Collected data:
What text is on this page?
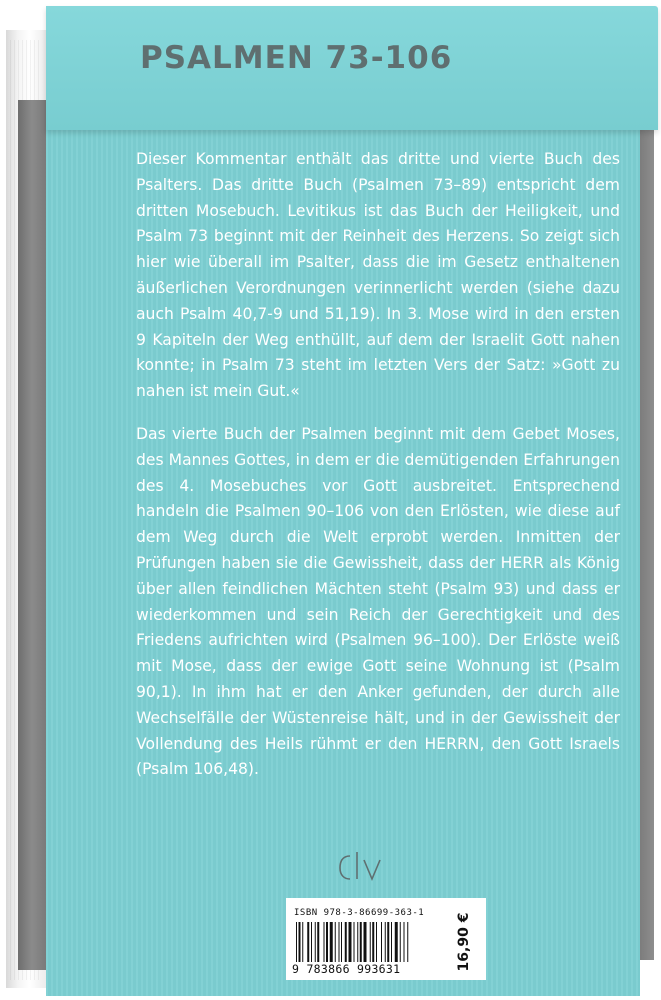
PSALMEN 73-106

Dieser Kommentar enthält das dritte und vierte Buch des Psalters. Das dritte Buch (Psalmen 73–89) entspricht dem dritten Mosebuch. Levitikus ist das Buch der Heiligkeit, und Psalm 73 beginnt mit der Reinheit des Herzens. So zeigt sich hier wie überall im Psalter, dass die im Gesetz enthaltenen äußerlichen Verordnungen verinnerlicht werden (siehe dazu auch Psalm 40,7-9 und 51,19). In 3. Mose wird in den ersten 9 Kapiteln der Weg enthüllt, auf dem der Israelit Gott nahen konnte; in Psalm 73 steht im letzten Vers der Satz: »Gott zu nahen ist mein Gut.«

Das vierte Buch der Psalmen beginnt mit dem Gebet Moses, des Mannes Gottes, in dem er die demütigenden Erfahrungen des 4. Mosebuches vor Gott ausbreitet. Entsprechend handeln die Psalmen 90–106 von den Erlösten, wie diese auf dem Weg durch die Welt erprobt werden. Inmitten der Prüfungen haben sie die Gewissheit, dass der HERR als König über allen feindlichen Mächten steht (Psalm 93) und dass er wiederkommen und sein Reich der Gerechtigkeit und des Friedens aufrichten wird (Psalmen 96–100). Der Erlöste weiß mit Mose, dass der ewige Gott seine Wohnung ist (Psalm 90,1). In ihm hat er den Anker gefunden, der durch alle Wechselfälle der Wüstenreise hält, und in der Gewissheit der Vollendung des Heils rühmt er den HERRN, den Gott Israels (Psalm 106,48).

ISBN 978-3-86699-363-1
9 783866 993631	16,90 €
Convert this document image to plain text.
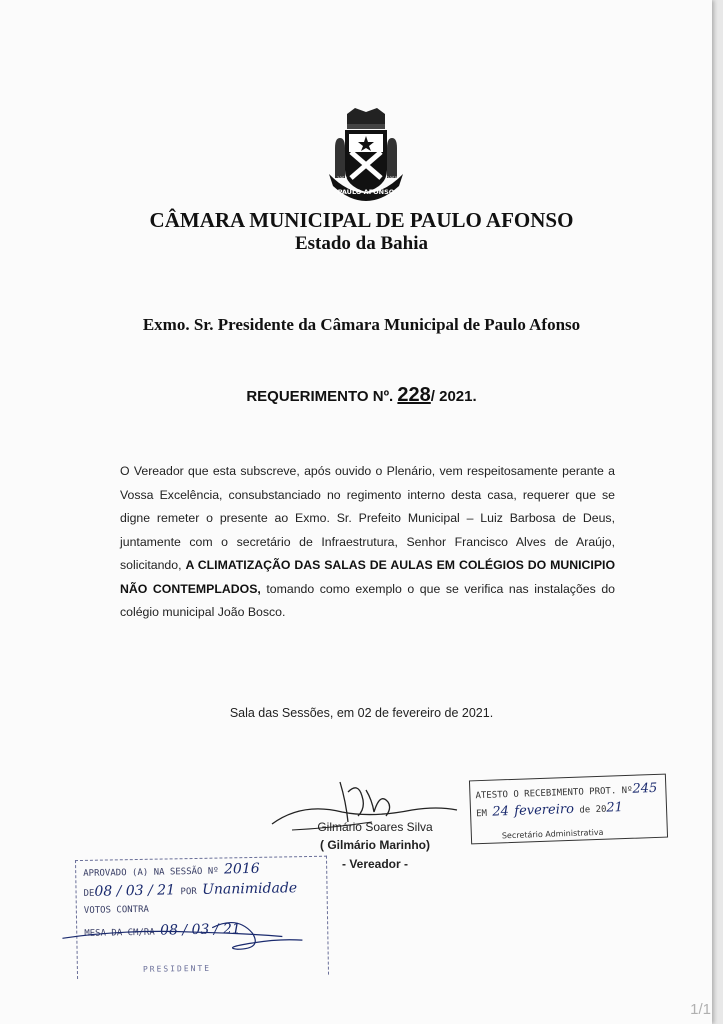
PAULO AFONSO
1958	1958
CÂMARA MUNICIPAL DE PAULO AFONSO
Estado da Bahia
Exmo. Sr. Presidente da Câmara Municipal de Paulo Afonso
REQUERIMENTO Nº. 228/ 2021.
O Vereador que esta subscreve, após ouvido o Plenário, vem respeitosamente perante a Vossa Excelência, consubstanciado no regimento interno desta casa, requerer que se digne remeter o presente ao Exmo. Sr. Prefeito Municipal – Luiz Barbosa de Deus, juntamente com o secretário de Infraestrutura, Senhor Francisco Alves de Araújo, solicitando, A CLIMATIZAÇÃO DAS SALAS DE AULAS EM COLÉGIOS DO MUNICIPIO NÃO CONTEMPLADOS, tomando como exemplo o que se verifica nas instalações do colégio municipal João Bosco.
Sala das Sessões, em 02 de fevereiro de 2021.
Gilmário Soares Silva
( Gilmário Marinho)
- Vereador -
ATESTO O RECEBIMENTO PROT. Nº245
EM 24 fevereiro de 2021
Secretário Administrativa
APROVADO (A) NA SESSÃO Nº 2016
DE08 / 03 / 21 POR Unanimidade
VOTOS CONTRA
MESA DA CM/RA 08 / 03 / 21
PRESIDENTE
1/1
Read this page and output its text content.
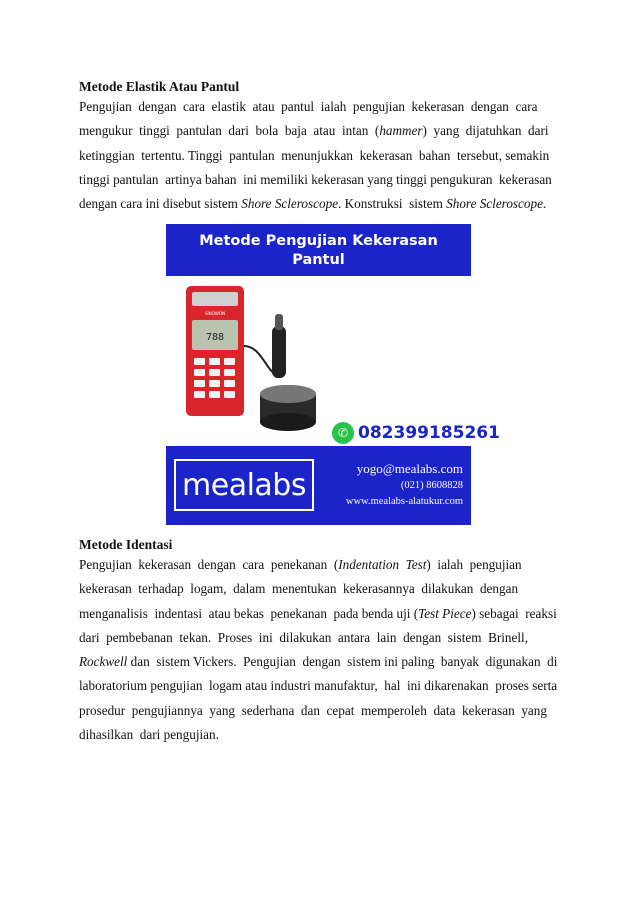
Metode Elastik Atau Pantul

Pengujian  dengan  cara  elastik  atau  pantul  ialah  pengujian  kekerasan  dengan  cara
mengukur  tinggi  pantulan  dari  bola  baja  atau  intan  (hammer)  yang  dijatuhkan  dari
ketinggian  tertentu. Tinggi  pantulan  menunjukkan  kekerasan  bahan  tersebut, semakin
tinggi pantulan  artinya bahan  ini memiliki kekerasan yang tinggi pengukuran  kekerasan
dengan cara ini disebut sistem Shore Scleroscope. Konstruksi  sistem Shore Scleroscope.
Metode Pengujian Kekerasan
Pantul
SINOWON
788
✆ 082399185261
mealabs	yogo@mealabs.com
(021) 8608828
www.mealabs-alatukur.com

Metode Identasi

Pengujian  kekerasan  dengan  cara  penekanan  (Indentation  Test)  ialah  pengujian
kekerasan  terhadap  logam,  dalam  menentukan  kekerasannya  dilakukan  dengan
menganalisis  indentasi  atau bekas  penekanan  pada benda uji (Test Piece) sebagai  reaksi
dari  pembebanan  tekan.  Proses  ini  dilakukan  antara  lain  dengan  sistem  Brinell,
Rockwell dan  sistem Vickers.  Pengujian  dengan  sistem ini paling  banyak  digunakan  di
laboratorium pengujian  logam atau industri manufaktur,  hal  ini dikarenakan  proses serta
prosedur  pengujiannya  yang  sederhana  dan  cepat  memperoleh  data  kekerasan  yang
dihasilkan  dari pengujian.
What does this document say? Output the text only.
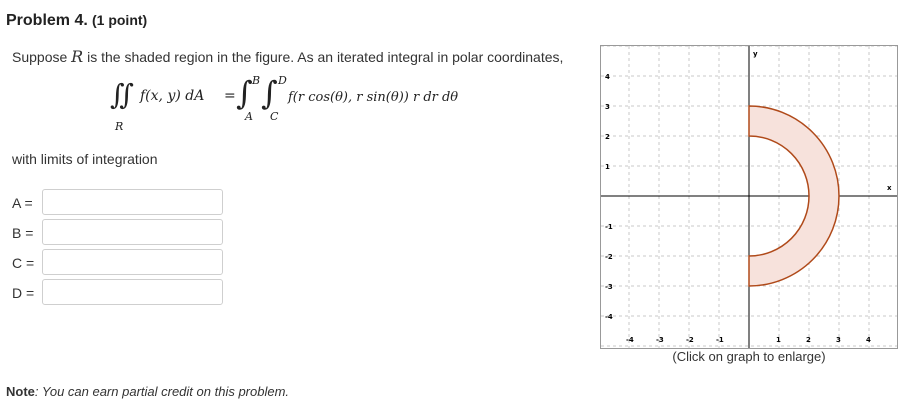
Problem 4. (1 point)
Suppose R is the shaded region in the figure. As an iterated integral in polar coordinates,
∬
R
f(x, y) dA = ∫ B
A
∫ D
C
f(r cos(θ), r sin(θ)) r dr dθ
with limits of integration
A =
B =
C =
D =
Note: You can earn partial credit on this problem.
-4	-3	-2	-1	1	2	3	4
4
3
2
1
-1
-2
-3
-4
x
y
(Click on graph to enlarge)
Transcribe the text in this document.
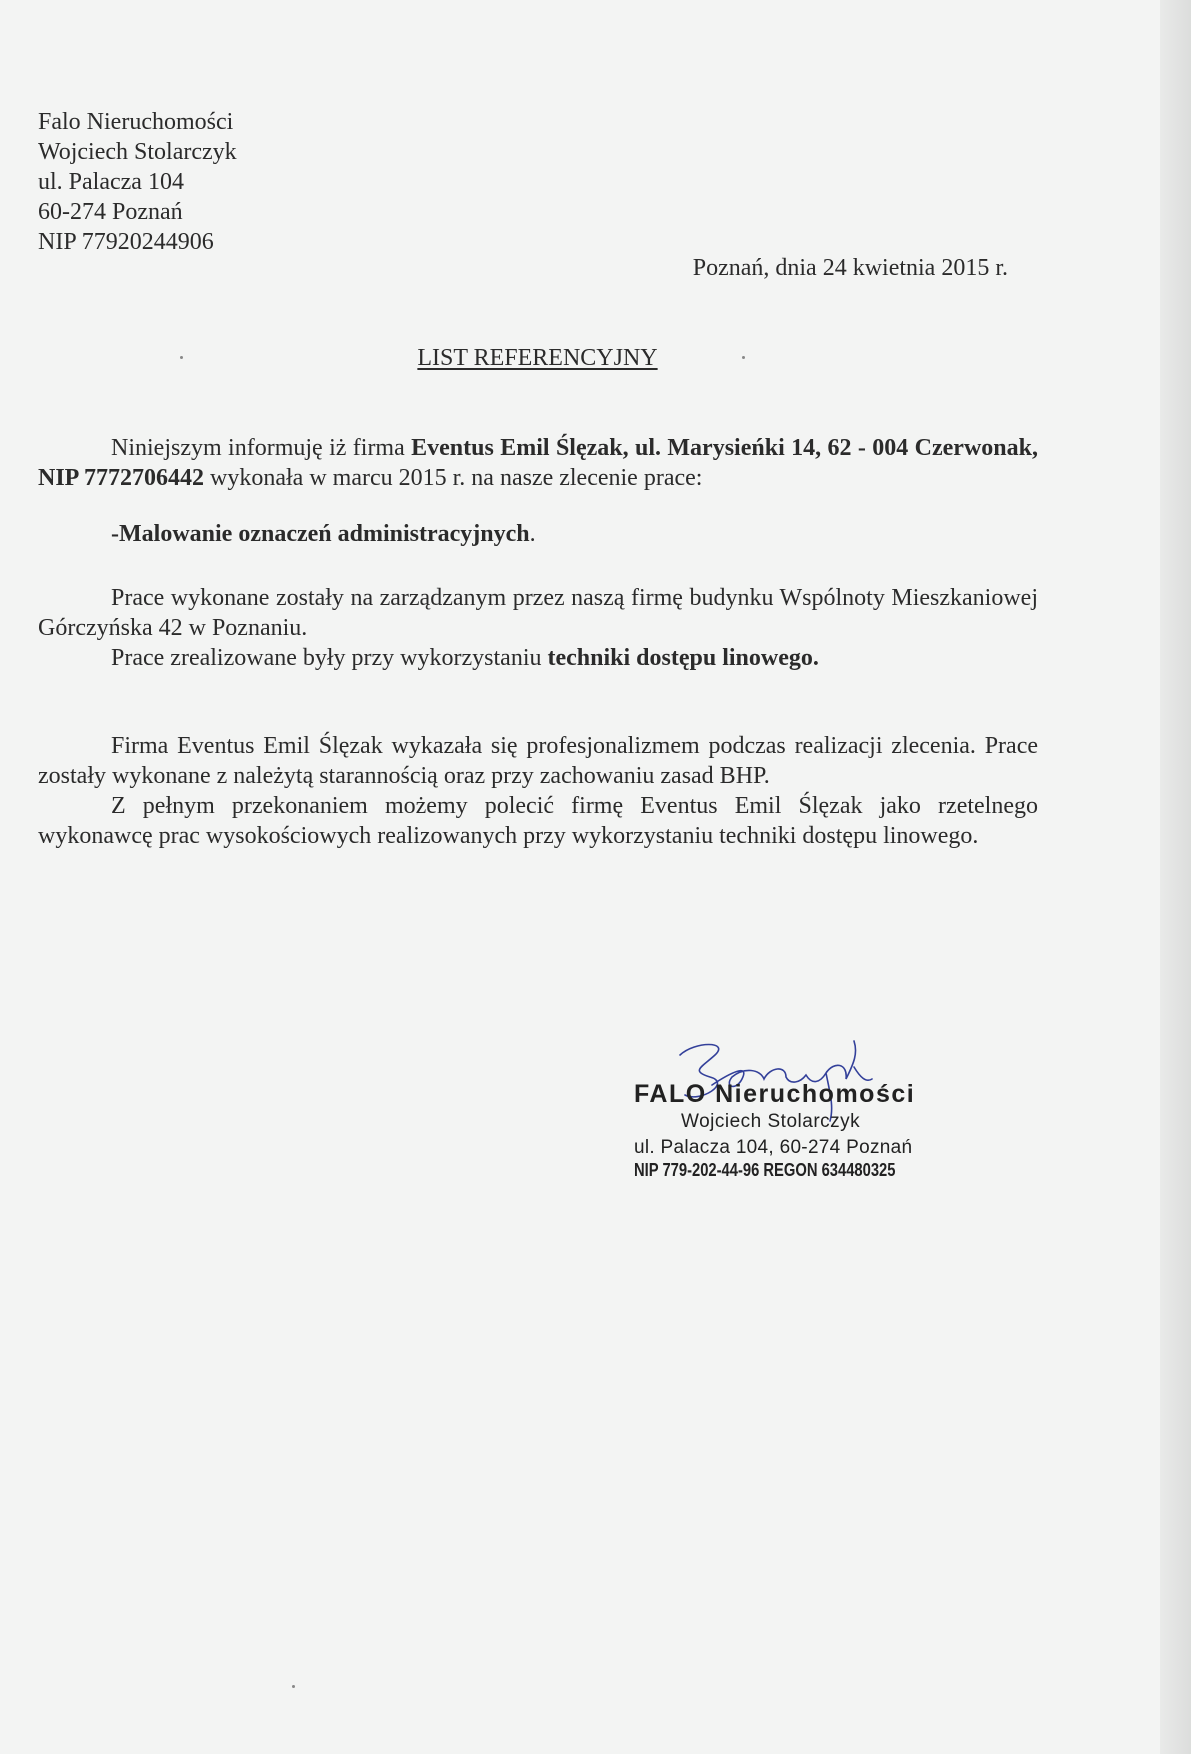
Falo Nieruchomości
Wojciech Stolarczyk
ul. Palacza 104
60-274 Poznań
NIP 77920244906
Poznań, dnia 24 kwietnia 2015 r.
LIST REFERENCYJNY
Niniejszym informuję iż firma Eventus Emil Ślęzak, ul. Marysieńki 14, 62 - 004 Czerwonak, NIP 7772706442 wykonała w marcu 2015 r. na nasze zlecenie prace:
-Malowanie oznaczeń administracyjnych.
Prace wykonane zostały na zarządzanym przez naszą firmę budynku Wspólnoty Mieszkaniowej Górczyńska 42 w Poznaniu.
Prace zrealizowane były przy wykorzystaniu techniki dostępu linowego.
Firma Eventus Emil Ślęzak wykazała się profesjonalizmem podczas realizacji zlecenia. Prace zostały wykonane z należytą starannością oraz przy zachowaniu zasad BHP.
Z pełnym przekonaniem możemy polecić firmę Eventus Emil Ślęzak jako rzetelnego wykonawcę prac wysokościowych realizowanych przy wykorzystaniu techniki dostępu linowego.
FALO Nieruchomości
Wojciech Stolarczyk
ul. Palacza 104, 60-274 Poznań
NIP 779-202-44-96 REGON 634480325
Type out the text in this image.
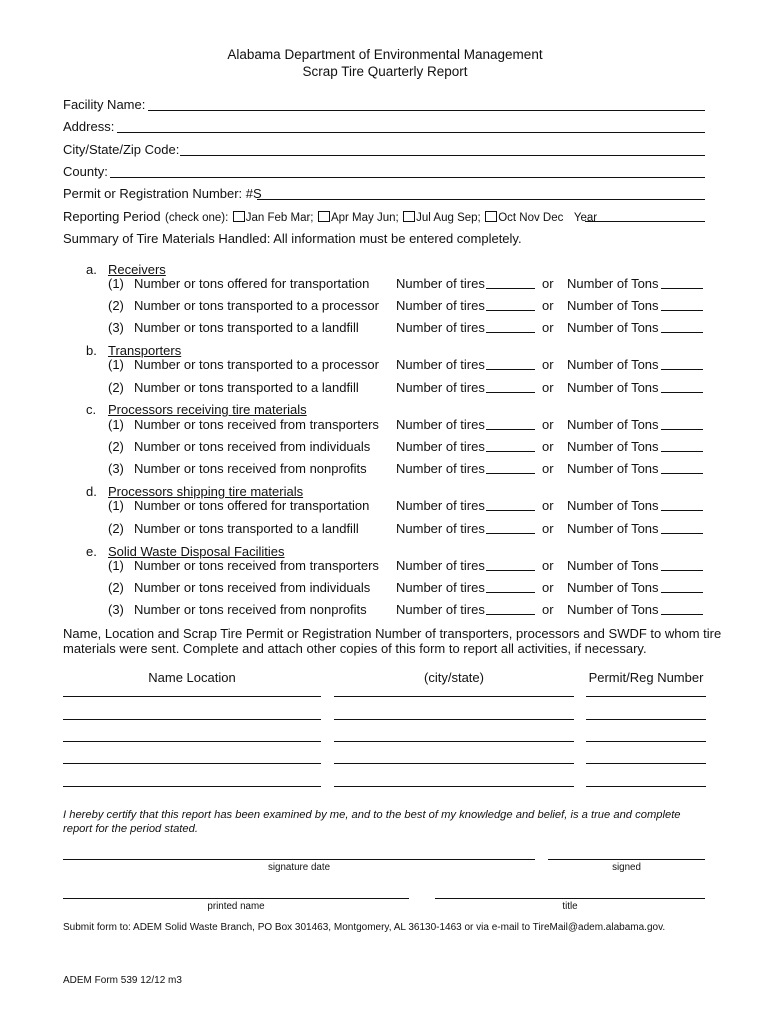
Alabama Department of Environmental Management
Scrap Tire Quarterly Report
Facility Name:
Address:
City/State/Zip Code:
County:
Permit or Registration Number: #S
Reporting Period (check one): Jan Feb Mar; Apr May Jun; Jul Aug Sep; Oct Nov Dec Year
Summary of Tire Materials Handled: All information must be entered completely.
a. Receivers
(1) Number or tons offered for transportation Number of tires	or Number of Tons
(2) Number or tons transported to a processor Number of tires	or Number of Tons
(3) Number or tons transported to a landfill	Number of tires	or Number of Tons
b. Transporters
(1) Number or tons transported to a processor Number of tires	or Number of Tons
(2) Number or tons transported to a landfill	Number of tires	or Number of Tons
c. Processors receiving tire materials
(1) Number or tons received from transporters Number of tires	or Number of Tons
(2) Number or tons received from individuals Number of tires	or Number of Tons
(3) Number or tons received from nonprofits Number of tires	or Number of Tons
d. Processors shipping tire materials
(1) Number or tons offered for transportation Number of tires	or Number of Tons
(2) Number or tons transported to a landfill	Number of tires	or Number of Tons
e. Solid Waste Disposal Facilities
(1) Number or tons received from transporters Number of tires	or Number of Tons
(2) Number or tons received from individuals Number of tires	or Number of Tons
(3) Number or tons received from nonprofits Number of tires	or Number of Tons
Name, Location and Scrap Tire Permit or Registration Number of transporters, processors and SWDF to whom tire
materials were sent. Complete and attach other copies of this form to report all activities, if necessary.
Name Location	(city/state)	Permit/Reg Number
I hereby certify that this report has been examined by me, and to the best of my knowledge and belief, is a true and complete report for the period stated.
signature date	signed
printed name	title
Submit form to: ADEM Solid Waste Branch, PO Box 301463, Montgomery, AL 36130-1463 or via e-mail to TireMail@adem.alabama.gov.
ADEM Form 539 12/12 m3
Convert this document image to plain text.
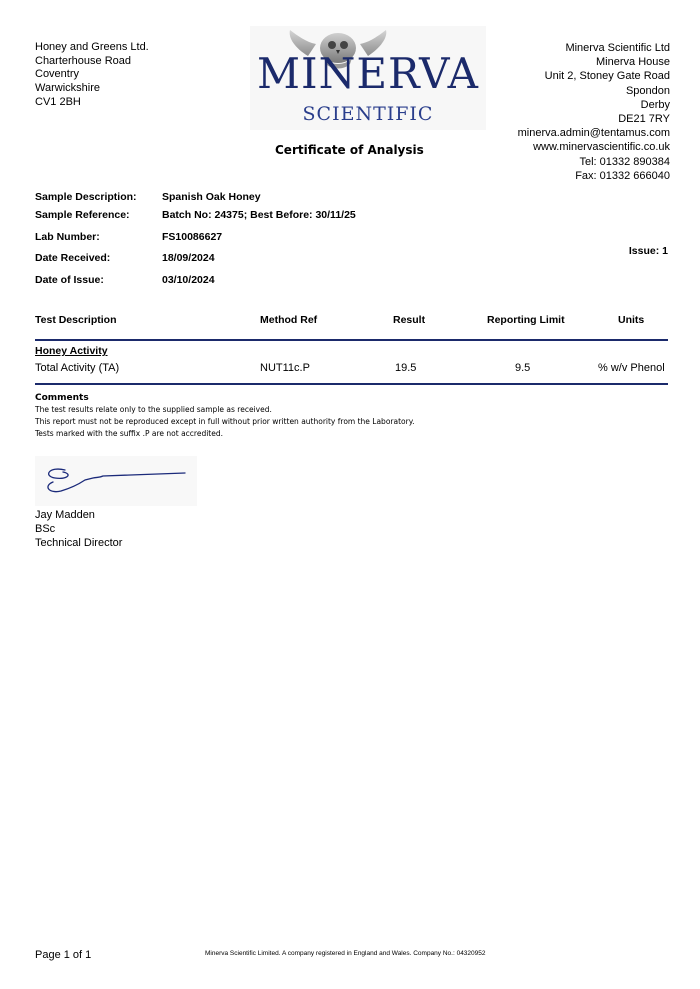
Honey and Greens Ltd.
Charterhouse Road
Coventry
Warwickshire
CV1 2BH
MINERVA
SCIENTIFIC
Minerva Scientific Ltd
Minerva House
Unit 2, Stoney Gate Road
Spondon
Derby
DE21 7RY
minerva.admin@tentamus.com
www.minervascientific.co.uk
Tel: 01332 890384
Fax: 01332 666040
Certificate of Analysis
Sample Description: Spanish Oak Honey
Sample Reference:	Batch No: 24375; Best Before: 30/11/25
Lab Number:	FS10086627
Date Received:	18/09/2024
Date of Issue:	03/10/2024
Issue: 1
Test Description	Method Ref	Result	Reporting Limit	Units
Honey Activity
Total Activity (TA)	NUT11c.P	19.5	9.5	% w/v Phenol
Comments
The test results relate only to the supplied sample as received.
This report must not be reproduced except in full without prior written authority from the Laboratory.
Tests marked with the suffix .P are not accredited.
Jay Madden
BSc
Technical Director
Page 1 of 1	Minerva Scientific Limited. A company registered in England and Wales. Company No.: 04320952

TASK TO COMPLETE:
From the entries above, collect every line with the string "bahan" in it.

CORRECT RESULT:
ketinggian  tertentu. Tinggi  pantulan  menunjukkan  kekerasan  bahan  tersebut, semakin
tinggi pantulan  artinya bahan  ini memiliki kekerasan yang tinggi pengukuran  kekerasan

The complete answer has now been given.